Records from a collection of figures:
------------------------------------
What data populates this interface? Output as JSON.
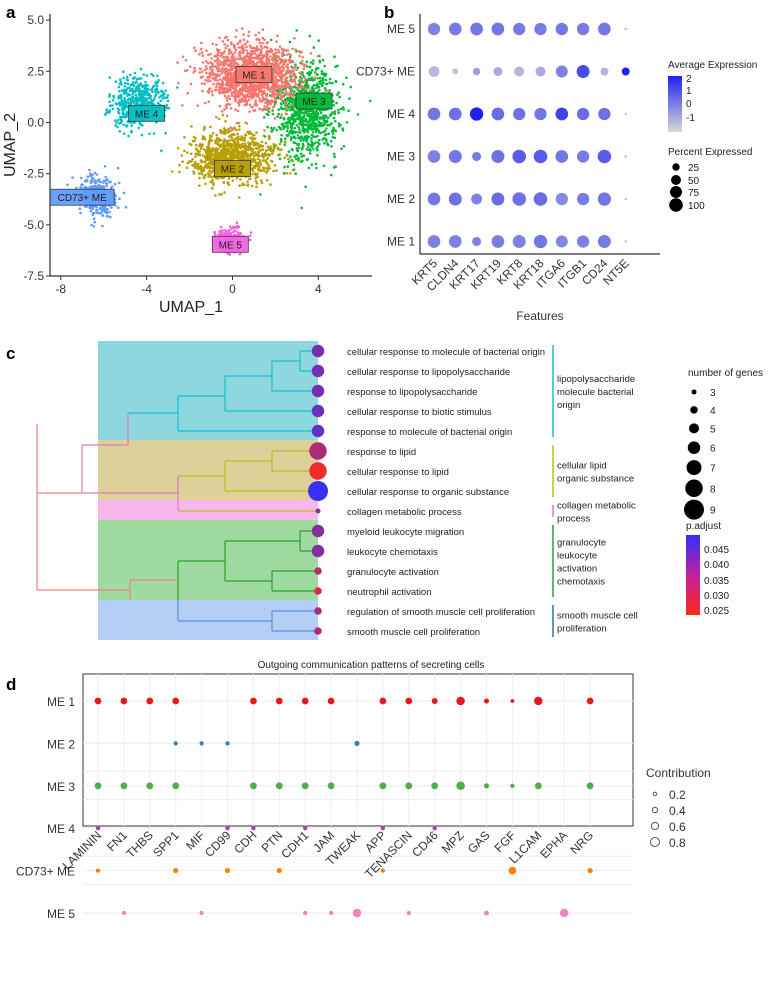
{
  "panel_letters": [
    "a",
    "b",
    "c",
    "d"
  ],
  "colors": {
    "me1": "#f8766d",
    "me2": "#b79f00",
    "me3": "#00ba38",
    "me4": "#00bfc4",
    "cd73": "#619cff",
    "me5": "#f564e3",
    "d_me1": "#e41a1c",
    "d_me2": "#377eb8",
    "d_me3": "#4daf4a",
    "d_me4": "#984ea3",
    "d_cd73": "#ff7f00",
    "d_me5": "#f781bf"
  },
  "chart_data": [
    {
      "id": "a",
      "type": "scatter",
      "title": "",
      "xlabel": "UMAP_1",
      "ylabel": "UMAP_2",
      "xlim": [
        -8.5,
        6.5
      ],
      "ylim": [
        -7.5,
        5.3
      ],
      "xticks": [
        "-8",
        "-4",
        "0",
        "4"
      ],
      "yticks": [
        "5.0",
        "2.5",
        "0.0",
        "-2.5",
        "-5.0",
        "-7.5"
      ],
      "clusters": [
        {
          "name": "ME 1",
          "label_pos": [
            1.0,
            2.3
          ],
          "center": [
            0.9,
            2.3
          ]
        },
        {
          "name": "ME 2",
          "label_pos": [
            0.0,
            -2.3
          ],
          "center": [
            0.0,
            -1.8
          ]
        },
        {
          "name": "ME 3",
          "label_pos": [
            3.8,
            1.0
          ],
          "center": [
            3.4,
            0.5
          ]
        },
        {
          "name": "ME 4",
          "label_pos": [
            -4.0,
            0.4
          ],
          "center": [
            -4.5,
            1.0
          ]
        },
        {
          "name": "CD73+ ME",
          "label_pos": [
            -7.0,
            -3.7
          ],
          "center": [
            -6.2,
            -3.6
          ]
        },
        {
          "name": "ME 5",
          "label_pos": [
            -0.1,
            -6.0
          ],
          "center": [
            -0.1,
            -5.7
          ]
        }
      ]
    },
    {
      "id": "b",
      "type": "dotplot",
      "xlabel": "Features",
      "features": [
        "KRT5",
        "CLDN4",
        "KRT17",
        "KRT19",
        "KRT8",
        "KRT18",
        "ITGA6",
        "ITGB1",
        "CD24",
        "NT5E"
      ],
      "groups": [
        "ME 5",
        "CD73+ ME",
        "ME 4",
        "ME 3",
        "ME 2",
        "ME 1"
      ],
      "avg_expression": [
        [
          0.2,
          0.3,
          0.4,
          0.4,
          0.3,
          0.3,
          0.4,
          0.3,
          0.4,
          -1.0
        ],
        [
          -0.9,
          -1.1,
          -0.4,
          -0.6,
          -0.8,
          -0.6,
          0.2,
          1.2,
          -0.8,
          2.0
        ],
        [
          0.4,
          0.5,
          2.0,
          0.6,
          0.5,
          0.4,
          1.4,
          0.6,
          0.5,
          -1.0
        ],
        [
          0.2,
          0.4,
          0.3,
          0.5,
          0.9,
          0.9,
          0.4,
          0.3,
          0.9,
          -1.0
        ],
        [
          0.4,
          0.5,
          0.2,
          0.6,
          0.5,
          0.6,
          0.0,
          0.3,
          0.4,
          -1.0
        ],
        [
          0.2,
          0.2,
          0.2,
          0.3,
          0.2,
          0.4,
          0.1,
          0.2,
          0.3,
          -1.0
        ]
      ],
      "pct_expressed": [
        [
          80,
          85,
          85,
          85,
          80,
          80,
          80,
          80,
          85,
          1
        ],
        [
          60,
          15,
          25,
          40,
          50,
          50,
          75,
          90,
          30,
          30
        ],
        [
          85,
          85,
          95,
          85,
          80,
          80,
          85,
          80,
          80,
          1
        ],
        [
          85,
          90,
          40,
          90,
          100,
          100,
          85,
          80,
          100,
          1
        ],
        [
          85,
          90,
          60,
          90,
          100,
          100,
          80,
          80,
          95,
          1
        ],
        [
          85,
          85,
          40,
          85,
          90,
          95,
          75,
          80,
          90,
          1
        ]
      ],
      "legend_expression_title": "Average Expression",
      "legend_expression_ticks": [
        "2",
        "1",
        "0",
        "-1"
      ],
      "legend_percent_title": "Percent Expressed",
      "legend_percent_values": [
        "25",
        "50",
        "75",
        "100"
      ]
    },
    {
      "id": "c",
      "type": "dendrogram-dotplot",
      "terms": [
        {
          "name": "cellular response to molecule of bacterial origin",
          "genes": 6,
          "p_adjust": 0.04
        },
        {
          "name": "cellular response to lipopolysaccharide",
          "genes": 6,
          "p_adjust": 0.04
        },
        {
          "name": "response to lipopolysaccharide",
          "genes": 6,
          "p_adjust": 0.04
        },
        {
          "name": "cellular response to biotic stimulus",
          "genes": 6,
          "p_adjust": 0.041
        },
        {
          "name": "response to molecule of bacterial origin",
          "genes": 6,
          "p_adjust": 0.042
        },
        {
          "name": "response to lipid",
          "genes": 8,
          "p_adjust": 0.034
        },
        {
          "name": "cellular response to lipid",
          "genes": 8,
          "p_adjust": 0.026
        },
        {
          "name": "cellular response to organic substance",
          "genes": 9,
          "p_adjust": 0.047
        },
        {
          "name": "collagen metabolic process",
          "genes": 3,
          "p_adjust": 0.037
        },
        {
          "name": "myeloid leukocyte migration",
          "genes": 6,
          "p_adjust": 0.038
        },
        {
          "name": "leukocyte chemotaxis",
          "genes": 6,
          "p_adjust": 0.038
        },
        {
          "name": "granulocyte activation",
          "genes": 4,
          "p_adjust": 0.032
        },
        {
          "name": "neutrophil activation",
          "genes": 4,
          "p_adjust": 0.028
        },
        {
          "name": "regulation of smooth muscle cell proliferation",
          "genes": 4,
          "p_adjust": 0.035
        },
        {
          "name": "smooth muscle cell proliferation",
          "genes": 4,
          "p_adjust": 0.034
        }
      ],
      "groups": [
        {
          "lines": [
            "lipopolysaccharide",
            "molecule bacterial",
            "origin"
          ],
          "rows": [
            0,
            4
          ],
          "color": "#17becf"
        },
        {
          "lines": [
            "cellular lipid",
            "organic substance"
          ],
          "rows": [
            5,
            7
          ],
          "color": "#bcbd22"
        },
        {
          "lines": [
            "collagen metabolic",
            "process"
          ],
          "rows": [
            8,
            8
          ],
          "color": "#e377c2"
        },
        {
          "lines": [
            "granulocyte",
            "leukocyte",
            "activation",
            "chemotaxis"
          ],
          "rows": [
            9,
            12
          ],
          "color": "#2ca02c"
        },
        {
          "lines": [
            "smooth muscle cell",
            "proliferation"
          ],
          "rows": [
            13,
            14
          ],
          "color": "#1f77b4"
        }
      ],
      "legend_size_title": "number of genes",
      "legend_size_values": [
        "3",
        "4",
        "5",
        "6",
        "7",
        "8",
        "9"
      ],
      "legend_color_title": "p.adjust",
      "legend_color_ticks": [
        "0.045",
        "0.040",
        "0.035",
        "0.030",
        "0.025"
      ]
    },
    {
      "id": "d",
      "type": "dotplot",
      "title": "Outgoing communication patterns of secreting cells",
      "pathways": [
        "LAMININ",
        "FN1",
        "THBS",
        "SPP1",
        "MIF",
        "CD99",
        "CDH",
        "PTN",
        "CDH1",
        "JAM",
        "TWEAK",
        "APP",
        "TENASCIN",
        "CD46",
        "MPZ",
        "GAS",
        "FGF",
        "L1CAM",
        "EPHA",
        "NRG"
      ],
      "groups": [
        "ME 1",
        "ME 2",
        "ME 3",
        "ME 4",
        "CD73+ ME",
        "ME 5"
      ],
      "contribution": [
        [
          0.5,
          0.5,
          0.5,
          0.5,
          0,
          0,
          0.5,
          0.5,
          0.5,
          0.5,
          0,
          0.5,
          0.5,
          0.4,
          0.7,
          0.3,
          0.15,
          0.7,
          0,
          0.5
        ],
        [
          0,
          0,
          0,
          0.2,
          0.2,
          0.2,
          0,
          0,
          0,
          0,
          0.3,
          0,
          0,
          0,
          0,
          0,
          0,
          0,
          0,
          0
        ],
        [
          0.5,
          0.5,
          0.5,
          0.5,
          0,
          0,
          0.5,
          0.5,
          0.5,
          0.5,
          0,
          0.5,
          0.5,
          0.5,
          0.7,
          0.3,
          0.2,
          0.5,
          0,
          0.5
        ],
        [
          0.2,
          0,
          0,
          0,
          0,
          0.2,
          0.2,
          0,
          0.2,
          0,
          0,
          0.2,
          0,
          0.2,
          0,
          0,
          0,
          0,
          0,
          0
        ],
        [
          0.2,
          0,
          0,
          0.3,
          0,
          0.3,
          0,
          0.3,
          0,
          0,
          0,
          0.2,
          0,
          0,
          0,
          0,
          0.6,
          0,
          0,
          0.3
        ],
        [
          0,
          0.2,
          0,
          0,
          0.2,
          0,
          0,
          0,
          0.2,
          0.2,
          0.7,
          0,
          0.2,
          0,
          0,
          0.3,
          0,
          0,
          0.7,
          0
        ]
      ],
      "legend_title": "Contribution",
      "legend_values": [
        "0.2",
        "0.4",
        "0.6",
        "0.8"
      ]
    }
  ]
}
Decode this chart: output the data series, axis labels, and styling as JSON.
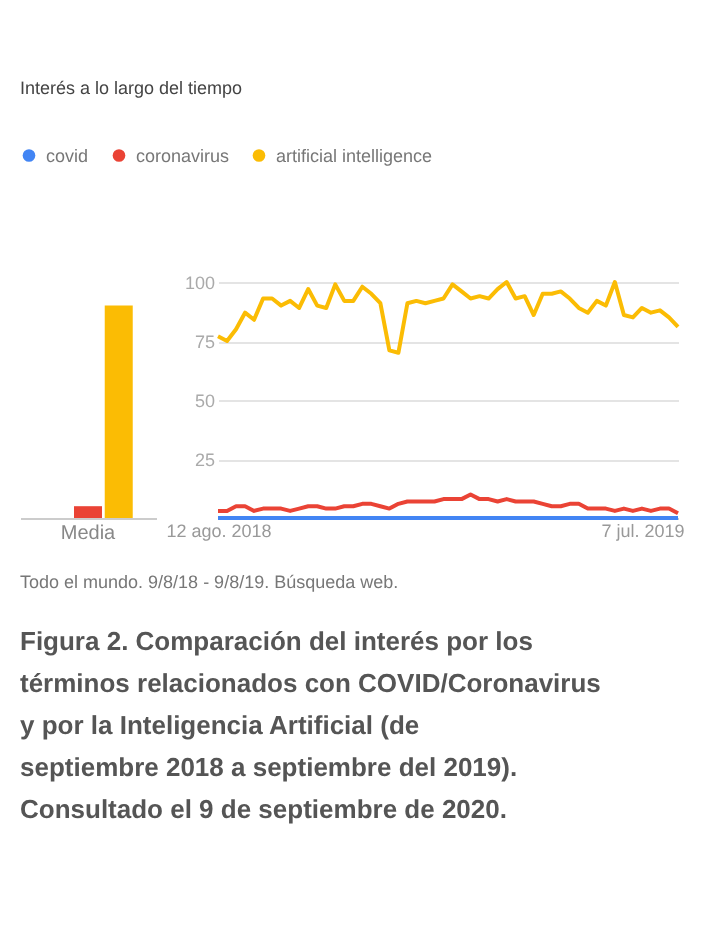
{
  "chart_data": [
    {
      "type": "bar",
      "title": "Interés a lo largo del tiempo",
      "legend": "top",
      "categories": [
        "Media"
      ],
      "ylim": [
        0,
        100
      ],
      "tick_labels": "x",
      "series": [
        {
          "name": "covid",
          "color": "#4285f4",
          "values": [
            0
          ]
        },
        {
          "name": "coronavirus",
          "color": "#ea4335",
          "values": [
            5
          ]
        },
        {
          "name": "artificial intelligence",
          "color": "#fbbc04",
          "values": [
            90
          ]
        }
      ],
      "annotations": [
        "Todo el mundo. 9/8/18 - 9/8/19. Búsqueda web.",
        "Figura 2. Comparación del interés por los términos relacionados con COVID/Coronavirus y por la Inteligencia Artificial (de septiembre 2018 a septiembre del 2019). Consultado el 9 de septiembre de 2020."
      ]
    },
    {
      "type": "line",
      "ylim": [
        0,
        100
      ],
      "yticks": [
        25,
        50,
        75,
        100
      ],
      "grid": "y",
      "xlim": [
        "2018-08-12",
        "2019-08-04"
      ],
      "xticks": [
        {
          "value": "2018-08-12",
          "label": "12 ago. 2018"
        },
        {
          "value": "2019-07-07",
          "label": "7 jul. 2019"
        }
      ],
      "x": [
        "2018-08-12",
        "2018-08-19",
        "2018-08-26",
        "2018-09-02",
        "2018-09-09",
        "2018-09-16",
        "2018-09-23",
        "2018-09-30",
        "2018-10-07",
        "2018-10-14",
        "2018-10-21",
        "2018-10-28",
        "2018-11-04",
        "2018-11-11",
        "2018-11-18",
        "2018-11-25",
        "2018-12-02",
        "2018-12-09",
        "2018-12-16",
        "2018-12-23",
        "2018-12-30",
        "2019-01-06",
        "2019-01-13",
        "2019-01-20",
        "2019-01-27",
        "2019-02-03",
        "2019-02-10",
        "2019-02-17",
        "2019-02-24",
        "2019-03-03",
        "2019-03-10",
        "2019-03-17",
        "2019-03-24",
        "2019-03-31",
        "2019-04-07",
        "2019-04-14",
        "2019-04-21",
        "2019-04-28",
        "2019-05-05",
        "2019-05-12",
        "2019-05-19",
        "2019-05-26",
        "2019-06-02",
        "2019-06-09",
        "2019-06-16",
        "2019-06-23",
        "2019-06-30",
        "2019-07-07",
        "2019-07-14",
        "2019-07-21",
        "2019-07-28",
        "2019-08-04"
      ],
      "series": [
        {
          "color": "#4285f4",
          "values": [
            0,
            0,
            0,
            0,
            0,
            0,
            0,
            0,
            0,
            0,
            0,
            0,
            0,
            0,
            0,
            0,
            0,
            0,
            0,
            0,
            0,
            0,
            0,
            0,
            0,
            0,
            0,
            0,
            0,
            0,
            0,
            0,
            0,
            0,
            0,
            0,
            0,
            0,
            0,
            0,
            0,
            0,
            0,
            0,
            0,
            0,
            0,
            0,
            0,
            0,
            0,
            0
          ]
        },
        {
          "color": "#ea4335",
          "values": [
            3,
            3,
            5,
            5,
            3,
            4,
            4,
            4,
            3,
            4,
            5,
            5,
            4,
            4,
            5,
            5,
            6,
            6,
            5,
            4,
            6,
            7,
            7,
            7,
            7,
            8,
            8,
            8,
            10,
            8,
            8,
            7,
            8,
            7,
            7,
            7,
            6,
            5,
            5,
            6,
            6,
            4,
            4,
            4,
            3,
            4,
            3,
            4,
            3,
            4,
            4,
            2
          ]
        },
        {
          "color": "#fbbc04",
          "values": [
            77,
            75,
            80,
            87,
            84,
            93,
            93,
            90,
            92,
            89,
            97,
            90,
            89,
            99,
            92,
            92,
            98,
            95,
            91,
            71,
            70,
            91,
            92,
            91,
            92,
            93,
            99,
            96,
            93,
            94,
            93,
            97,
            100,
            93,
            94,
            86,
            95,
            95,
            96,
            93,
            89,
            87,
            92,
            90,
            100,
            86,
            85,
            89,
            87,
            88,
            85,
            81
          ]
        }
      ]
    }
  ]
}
------------------------------------
## Problem to work on
Above are the records; report each line in them that includes the word "type".

## Result of this exercise
      "type": "scatter",
      "type": "dotplot",
      "type": "dendrogram-dotplot",
      "type": "dotplot",
      "type": "bar",
      "type": "line",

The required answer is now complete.